### Exercise aim
Reproduce the records below in full and exactly, without their images.

* Start Record list *

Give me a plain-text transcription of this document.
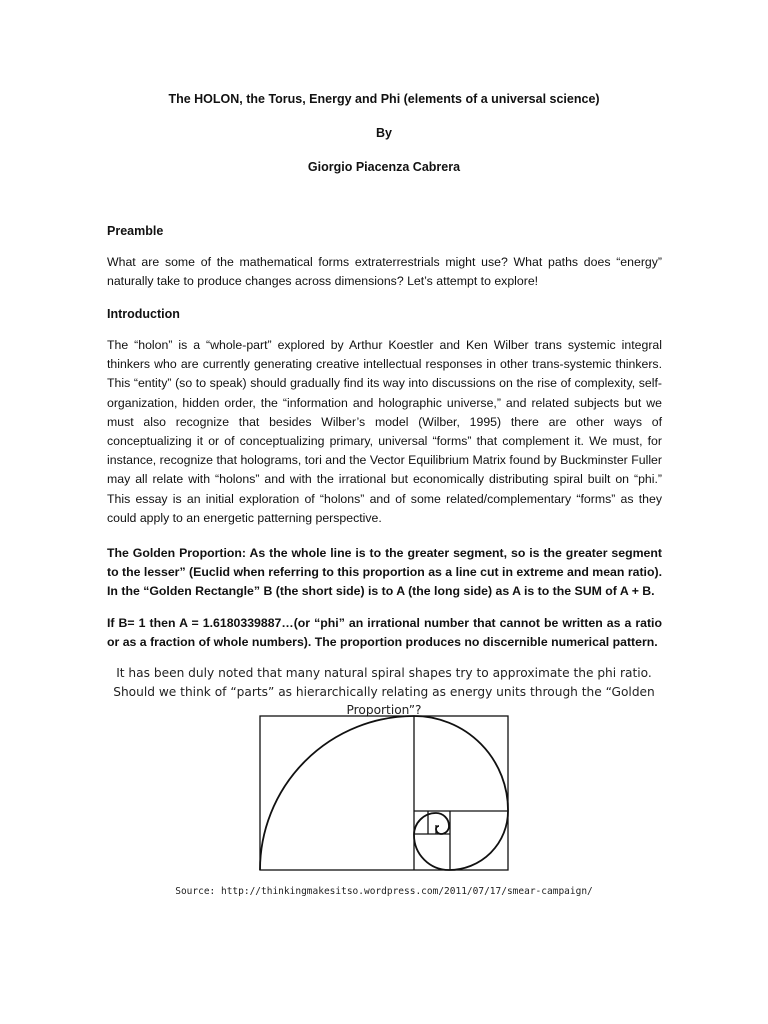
The HOLON, the Torus, Energy and Phi (elements of a universal science)
By
Giorgio Piacenza Cabrera
Preamble
What are some of the mathematical forms extraterrestrials might use? What paths does “energy” naturally take to produce changes across dimensions? Let’s attempt to explore!
Introduction
The “holon” is a “whole-part” explored by Arthur Koestler and Ken Wilber trans systemic integral thinkers who are currently generating creative intellectual responses in other trans-systemic thinkers. This “entity” (so to speak) should gradually find its way into discussions on the rise of complexity, self-organization, hidden order, the “information and holographic universe,” and related subjects but we must also recognize that besides Wilber’s model (Wilber, 1995) there are other ways of conceptualizing it or of conceptualizing primary, universal “forms” that complement it. We must, for instance, recognize that holograms, tori and the Vector Equilibrium Matrix found by Buckminster Fuller may all relate with “holons” and with the irrational but economically distributing spiral built on “phi.” This essay is an initial exploration of “holons” and of some related/complementary “forms” as they could apply to an energetic patterning perspective.
The Golden Proportion: As the whole line is to the greater segment, so is the greater segment to the lesser” (Euclid when referring to this proportion as a line cut in extreme and mean ratio). In the “Golden Rectangle” B (the short side) is to A (the long side) as A is to the SUM of A + B.
If B= 1 then A = 1.6180339887…(or “phi” an irrational number that cannot be written as a ratio or as a fraction of whole numbers). The proportion produces no discernible numerical pattern.
It has been duly noted that many natural spiral shapes try to approximate the phi ratio. Should we think of “parts” as hierarchically relating as energy units through the “Golden Proportion”?
Source: http://thinkingmakesitso.wordpress.com/2011/07/17/smear-campaign/
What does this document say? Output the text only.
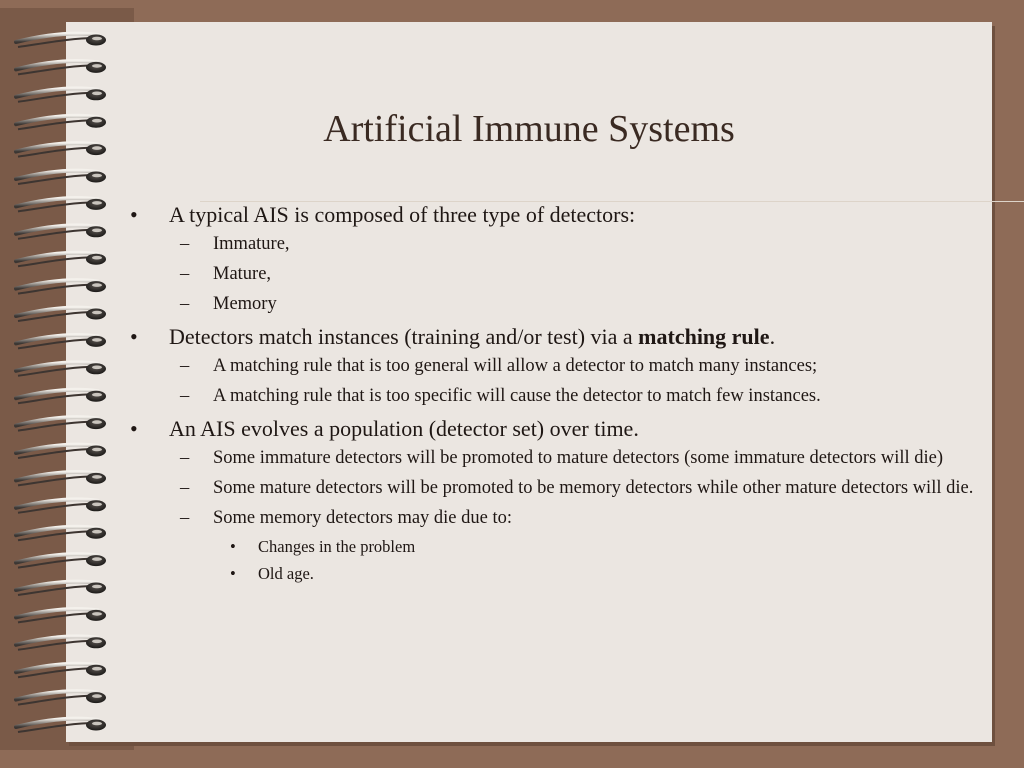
Artificial Immune Systems
• A typical AIS is composed of three type of detectors:
– Immature,
– Mature,
– Memory
• Detectors match instances (training and/or test) via a matching rule.
– A matching rule that is too general will allow a detector to match many instances;
– A matching rule that is too specific will cause the detector to match few instances.
• An AIS evolves a population (detector set) over time.
– Some immature detectors will be promoted to mature detectors (some immature detectors will die)
– Some mature detectors will be promoted to be memory detectors while other mature detectors will die.
– Some memory detectors may die due to:
• Changes in the problem
• Old age.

* End Record list *

### Solution to the exercise
Give me a plain-text transcription of this document.
The HOLON, the Torus, Energy and Phi (elements of a universal science)
By
Giorgio Piacenza Cabrera
Preamble
What are some of the mathematical forms extraterrestrials might use? What paths does “energy” naturally take to produce changes across dimensions? Let’s attempt to explore!
Introduction
The “holon” is a “whole-part” explored by Arthur Koestler and Ken Wilber trans systemic integral thinkers who are currently generating creative intellectual responses in other trans-systemic thinkers. This “entity” (so to speak) should gradually find its way into discussions on the rise of complexity, self-organization, hidden order, the “information and holographic universe,” and related subjects but we must also recognize that besides Wilber’s model (Wilber, 1995) there are other ways of conceptualizing it or of conceptualizing primary, universal “forms” that complement it. We must, for instance, recognize that holograms, tori and the Vector Equilibrium Matrix found by Buckminster Fuller may all relate with “holons” and with the irrational but economically distributing spiral built on “phi.” This essay is an initial exploration of “holons” and of some related/complementary “forms” as they could apply to an energetic patterning perspective.
The Golden Proportion: As the whole line is to the greater segment, so is the greater segment to the lesser” (Euclid when referring to this proportion as a line cut in extreme and mean ratio). In the “Golden Rectangle” B (the short side) is to A (the long side) as A is to the SUM of A + B.
If B= 1 then A = 1.6180339887…(or “phi” an irrational number that cannot be written as a ratio or as a fraction of whole numbers). The proportion produces no discernible numerical pattern.
It has been duly noted that many natural spiral shapes try to approximate the phi ratio. Should we think of “parts” as hierarchically relating as energy units through the “Golden Proportion”?
Source: http://thinkingmakesitso.wordpress.com/2011/07/17/smear-campaign/
What does this document say? Output the text only.
Artificial Immune Systems
• A typical AIS is composed of three type of detectors:
– Immature,
– Mature,
– Memory
• Detectors match instances (training and/or test) via a matching rule.
– A matching rule that is too general will allow a detector to match many instances;
– A matching rule that is too specific will cause the detector to match few instances.
• An AIS evolves a population (detector set) over time.
– Some immature detectors will be promoted to mature detectors (some immature detectors will die)
– Some mature detectors will be promoted to be memory detectors while other mature detectors will die.
– Some memory detectors may die due to:
• Changes in the problem
• Old age.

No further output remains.